= DO THIS =
Reproduce all of the data exactly, with no line skipped.

= Figure record extracts =
------------------------------------------------------------

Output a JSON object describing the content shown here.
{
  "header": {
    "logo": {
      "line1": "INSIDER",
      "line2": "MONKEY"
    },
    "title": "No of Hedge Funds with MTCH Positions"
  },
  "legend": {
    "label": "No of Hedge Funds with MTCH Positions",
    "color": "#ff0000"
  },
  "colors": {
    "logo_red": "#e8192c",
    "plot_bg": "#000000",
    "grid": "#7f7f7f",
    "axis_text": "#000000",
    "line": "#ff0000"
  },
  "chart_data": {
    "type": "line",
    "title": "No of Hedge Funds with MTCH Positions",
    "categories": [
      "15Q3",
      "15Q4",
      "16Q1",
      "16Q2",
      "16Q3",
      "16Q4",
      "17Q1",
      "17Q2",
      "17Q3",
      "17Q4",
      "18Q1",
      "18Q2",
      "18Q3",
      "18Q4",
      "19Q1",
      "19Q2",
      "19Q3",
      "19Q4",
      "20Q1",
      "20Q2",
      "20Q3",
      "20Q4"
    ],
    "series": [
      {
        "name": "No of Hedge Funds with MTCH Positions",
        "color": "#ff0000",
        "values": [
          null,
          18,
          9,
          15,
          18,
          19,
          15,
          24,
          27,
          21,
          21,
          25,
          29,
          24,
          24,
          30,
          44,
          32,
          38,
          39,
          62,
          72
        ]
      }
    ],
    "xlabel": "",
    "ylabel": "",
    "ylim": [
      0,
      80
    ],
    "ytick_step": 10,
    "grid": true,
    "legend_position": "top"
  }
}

------------------------------------------------------------

= EXERCISE SOLUTION =
Output a JSON object describing the content shown here.
{
  "header": {
    "logo": {
      "line1": "INSIDER",
      "line2": "MONKEY"
    },
    "title": "No of Hedge Funds with MTCH Positions"
  },
  "legend": {
    "label": "No of Hedge Funds with MTCH Positions",
    "color": "#ff0000"
  },
  "colors": {
    "logo_red": "#e8192c",
    "plot_bg": "#000000",
    "grid": "#7f7f7f",
    "axis_text": "#000000",
    "line": "#ff0000"
  },
  "chart_data": {
    "type": "line",
    "title": "No of Hedge Funds with MTCH Positions",
    "categories": [
      "15Q3",
      "15Q4",
      "16Q1",
      "16Q2",
      "16Q3",
      "16Q4",
      "17Q1",
      "17Q2",
      "17Q3",
      "17Q4",
      "18Q1",
      "18Q2",
      "18Q3",
      "18Q4",
      "19Q1",
      "19Q2",
      "19Q3",
      "19Q4",
      "20Q1",
      "20Q2",
      "20Q3",
      "20Q4"
    ],
    "series": [
      {
        "name": "No of Hedge Funds with MTCH Positions",
        "color": "#ff0000",
        "values": [
          null,
          18,
          9,
          15,
          18,
          19,
          15,
          24,
          27,
          21,
          21,
          25,
          29,
          24,
          24,
          30,
          44,
          32,
          38,
          39,
          62,
          72
        ]
      }
    ],
    "xlabel": "",
    "ylabel": "",
    "ylim": [
      0,
      80
    ],
    "ytick_step": 10,
    "grid": true,
    "legend_position": "top"
  }
}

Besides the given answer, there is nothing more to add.